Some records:
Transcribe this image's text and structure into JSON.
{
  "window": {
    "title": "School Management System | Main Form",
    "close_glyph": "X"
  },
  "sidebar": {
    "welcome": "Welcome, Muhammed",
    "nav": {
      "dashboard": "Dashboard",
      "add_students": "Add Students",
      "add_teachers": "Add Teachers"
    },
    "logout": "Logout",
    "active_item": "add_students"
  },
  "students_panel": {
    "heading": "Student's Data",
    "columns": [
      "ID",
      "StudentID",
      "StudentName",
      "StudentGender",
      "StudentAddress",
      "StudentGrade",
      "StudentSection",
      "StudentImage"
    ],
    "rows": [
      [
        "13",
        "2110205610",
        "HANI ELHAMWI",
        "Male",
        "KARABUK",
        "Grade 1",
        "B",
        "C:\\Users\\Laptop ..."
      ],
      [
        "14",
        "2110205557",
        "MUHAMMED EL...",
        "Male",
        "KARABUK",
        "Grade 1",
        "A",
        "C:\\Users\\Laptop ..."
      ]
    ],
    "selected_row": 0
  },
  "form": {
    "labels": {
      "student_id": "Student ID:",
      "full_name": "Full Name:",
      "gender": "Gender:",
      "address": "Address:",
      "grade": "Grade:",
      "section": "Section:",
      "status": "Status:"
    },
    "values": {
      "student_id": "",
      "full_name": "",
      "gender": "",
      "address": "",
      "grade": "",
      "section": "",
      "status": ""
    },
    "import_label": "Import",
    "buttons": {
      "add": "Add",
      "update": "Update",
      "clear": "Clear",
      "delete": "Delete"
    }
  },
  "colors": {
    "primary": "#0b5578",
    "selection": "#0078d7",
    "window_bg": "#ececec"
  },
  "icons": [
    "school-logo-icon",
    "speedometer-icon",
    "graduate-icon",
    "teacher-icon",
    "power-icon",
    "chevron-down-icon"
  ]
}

__Given task__
Set all of the records down again, exactly as they stand.

__Solution for this exercise__
Transcribe this image's text and structure into JSON.
{
  "window": {
    "title": "School Management System | Main Form",
    "close_glyph": "X"
  },
  "sidebar": {
    "welcome": "Welcome, Muhammed",
    "nav": {
      "dashboard": "Dashboard",
      "add_students": "Add Students",
      "add_teachers": "Add Teachers"
    },
    "logout": "Logout",
    "active_item": "add_students"
  },
  "students_panel": {
    "heading": "Student's Data",
    "columns": [
      "ID",
      "StudentID",
      "StudentName",
      "StudentGender",
      "StudentAddress",
      "StudentGrade",
      "StudentSection",
      "StudentImage"
    ],
    "rows": [
      [
        "13",
        "2110205610",
        "HANI ELHAMWI",
        "Male",
        "KARABUK",
        "Grade 1",
        "B",
        "C:\\Users\\Laptop ..."
      ],
      [
        "14",
        "2110205557",
        "MUHAMMED EL...",
        "Male",
        "KARABUK",
        "Grade 1",
        "A",
        "C:\\Users\\Laptop ..."
      ]
    ],
    "selected_row": 0
  },
  "form": {
    "labels": {
      "student_id": "Student ID:",
      "full_name": "Full Name:",
      "gender": "Gender:",
      "address": "Address:",
      "grade": "Grade:",
      "section": "Section:",
      "status": "Status:"
    },
    "values": {
      "student_id": "",
      "full_name": "",
      "gender": "",
      "address": "",
      "grade": "",
      "section": "",
      "status": ""
    },
    "import_label": "Import",
    "buttons": {
      "add": "Add",
      "update": "Update",
      "clear": "Clear",
      "delete": "Delete"
    }
  },
  "colors": {
    "primary": "#0b5578",
    "selection": "#0078d7",
    "window_bg": "#ececec"
  },
  "icons": [
    "school-logo-icon",
    "speedometer-icon",
    "graduate-icon",
    "teacher-icon",
    "power-icon",
    "chevron-down-icon"
  ]
}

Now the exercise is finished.